▸ **THE EXERCISE**
Scan the lines below for the string "title" and copy every one that has it.

Dataset excerpt:
--- Begin ---

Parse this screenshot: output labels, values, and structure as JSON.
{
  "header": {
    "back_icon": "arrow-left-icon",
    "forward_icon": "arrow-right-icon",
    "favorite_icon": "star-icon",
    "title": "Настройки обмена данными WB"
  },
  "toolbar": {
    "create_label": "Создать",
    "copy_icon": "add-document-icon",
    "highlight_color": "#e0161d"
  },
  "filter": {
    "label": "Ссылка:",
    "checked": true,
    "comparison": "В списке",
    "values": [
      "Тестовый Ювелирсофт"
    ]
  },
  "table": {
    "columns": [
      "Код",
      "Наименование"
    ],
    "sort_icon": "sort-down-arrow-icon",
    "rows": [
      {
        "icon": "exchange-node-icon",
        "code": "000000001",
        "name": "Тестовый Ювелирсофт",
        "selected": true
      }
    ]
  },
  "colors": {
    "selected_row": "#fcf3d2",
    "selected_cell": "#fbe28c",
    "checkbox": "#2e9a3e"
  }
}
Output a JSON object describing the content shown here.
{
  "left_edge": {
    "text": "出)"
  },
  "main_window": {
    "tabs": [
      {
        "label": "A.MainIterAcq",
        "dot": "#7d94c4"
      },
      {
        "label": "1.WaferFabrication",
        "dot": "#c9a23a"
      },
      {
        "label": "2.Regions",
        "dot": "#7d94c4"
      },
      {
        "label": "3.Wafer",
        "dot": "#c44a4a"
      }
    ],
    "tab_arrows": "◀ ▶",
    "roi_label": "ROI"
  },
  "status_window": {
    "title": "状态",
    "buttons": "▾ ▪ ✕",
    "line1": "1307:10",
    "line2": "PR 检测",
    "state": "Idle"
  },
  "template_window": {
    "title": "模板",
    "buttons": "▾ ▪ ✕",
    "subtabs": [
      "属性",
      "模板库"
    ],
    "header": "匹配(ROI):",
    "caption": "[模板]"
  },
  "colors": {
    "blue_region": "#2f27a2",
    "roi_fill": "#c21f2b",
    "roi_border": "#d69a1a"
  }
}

--- End ---

▸ **ANSWER FOR THIS EXERCISE**
    "title": "Настройки обмена данными WB"
    "title": "状态",
    "title": "模板",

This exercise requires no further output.